-- START INPUT ROWS --
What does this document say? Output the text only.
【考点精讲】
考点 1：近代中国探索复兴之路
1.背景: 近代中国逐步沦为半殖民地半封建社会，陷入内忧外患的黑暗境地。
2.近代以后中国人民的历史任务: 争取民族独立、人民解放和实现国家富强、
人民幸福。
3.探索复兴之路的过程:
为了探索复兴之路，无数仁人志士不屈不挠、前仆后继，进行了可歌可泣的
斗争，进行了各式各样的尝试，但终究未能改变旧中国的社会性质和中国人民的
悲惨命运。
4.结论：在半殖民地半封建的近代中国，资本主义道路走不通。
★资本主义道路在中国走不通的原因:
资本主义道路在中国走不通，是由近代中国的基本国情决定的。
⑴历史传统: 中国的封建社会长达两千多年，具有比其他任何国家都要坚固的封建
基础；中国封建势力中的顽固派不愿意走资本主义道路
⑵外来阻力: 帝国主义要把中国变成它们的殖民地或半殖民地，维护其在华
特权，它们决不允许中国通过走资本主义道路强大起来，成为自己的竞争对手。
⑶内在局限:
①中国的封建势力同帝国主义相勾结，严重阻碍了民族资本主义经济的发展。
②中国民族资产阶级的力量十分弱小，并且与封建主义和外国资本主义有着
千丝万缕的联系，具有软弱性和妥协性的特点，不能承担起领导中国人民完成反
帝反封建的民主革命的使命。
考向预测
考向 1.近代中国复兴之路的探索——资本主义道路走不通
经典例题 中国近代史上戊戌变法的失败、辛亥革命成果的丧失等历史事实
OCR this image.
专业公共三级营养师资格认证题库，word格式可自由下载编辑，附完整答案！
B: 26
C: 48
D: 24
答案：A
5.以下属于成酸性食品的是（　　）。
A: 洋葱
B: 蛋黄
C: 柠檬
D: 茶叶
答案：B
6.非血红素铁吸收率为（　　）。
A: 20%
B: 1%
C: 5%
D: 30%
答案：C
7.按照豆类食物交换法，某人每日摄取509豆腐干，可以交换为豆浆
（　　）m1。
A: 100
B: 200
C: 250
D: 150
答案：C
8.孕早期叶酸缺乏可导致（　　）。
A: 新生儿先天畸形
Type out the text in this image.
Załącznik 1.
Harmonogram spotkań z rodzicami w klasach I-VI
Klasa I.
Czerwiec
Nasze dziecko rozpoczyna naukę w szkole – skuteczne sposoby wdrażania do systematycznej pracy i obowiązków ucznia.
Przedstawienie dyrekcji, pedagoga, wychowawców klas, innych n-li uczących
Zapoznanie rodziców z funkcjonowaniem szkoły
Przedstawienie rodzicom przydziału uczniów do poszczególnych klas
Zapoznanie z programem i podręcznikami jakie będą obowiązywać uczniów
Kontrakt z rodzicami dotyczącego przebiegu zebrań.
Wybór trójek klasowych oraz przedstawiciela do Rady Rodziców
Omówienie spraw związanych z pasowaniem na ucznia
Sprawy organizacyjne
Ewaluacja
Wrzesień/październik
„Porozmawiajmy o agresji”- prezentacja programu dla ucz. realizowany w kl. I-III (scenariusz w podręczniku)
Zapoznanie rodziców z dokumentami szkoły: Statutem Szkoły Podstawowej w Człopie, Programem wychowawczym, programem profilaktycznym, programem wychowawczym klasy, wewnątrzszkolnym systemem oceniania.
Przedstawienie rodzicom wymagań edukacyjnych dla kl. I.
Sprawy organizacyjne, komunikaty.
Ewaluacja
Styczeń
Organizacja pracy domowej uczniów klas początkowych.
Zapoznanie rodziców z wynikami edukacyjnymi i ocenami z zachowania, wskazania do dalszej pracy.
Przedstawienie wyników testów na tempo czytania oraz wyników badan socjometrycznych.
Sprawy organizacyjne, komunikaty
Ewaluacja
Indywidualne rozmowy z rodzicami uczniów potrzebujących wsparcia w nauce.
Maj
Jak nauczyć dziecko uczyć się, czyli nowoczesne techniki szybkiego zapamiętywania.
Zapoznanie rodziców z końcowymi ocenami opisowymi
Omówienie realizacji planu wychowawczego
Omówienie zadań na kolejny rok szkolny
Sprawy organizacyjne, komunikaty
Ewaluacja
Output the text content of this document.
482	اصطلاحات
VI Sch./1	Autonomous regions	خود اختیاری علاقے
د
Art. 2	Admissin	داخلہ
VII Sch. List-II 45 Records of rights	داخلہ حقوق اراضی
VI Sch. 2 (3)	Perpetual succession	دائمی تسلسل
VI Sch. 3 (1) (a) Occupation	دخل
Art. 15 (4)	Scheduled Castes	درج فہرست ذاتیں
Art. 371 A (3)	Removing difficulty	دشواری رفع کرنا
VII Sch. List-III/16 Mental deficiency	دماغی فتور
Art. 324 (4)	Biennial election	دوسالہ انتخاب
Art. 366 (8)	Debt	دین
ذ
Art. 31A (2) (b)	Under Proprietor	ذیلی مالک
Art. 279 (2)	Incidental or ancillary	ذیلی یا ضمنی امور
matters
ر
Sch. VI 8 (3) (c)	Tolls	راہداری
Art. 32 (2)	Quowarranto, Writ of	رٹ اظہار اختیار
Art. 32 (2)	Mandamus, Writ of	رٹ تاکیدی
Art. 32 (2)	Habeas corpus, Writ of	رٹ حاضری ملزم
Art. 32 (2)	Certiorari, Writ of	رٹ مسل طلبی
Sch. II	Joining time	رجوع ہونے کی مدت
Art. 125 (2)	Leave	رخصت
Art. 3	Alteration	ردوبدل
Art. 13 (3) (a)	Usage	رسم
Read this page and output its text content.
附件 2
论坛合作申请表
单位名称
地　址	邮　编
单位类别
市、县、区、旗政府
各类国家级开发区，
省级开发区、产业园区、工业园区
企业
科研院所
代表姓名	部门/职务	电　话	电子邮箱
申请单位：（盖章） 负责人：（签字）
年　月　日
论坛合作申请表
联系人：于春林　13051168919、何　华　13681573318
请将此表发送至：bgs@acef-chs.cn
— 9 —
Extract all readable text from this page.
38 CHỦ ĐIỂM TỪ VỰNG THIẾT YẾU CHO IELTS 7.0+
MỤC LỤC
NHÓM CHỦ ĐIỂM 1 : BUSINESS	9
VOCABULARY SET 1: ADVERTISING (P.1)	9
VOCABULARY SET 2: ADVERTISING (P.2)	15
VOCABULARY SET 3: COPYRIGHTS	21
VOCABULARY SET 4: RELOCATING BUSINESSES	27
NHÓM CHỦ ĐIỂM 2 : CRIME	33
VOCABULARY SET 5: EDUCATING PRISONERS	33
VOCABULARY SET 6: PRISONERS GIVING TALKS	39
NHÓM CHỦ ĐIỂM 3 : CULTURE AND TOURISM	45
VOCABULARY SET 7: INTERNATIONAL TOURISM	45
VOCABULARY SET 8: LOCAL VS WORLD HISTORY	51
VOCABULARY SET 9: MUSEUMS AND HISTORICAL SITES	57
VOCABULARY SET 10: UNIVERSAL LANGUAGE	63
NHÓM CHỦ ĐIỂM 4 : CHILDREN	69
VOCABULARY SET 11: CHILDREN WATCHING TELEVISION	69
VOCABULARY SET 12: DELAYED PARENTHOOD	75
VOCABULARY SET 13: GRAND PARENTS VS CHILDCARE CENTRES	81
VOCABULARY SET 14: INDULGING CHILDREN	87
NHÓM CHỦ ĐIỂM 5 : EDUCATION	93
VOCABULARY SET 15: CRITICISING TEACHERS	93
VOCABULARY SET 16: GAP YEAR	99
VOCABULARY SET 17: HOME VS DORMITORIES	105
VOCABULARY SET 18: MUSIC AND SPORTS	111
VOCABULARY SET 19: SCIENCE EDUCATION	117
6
-- END INPUT ROWS --
> EXERCISE REQUIREMENTS:
Locate all lines in the listing above with the word "organizacyjne". Copy them.

> FINAL ANSWER:
Sprawy organizacyjne
Sprawy organizacyjne, komunikaty.
Sprawy organizacyjne, komunikaty
Sprawy organizacyjne, komunikaty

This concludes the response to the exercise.